::: Input data :::
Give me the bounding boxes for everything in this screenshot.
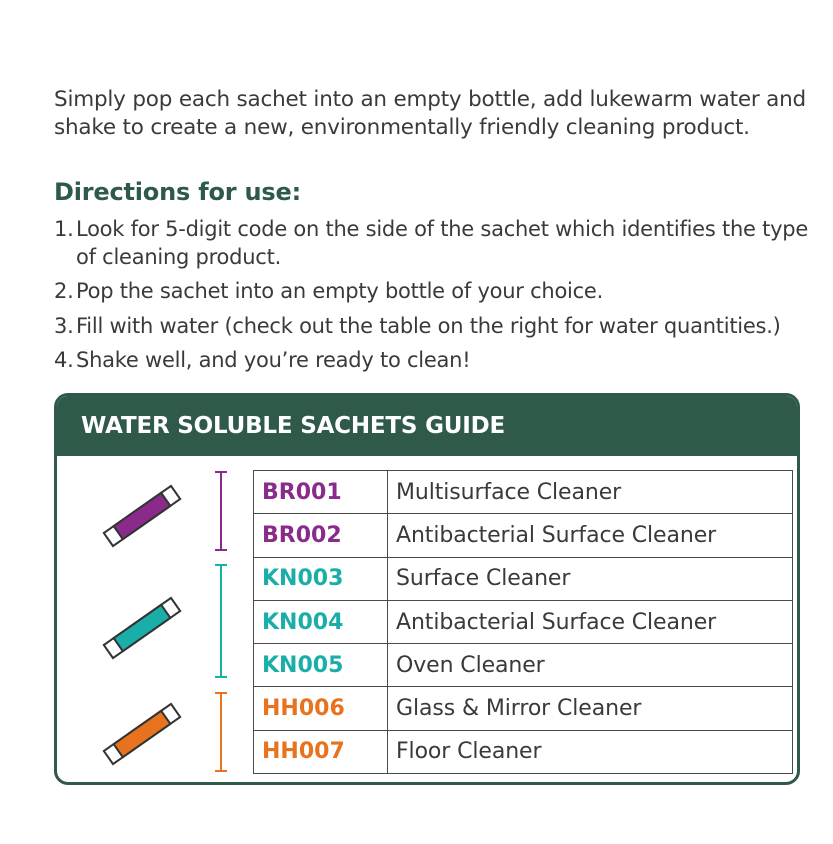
- product-name: Glass & Mirror Cleaner: [388, 687, 793, 730]
- table-row: [254, 514, 793, 557]
- orange-group-bracket: [215, 692, 227, 772]
- purple-sachet-icon: [97, 476, 187, 556]
- sachet-code: BR001: [254, 471, 388, 514]
- directions-list: [54, 216, 829, 382]
- table-row: [254, 644, 793, 687]
- product-name: Multisurface Cleaner: [388, 471, 793, 514]
- step-number: 3.: [54, 313, 74, 338]
- table-row: [254, 600, 793, 643]
- product-name: Surface Cleaner: [388, 557, 793, 600]
- step-text: Pop the sachet into an empty bottle of your choice.: [76, 279, 604, 303]
- direction-step: [54, 313, 829, 341]
- sachets-guide: [54, 393, 800, 785]
- sachet-code: HH006: [254, 687, 388, 730]
- direction-step: [54, 347, 829, 375]
- step-text: Look for 5-digit code on the side of the sachet which identifies the type of cleaning product.: [76, 217, 809, 269]
- orange-sachet-icon: [97, 694, 187, 774]
- sachet-code: HH007: [254, 730, 388, 773]
- table-row: [254, 471, 793, 514]
- teal-sachet-icon: [97, 588, 187, 668]
- sachet-code: KN005: [254, 644, 388, 687]
- step-text: Fill with water (check out the table on the right for water quantities.): [76, 313, 781, 338]
- sachet-code: KN004: [254, 600, 388, 643]
- sachet-code: KN003: [254, 557, 388, 600]
- guide-title: WATER SOLUBLE SACHETS GUIDE: [57, 396, 797, 456]
- step-number: 2.: [54, 279, 74, 303]
- product-name: Floor Cleaner: [388, 730, 793, 773]
- sachet-codes-table: [253, 470, 793, 774]
- step-text: Shake well, and you’re ready to clean!: [76, 348, 471, 372]
- table-row: [254, 557, 793, 600]
- step-number: 1.: [54, 217, 74, 241]
- table-row: [254, 687, 793, 730]
- purple-group-bracket: [215, 471, 227, 551]
- step-number: 4.: [54, 348, 74, 372]
- direction-step: [54, 278, 829, 306]
- product-name: Antibacterial Surface Cleaner: [388, 600, 793, 643]
- product-name: Antibacterial Surface Cleaner: [388, 514, 793, 557]
- direction-step: [54, 216, 829, 271]
- intro-text: Simply pop each sachet into an empty bottle, add lukewarm water and shake to create a new, environmentally friendly cleaning product.: [54, 87, 806, 140]
- product-name: Oven Cleaner: [388, 644, 793, 687]
- teal-group-bracket: [215, 564, 227, 678]
- sachet-code: BR002: [254, 514, 388, 557]
- table-row: [254, 730, 793, 773]
- directions-heading: Directions for use:: [54, 178, 301, 206]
:::
◆ **Task item**:
Which lines of the data hold the string "bracket"? Return each of them.

◆ **Task output**:
- orange-group-bracket: [215, 692, 227, 772]
- purple-group-bracket: [215, 471, 227, 551]
- teal-group-bracket: [215, 564, 227, 678]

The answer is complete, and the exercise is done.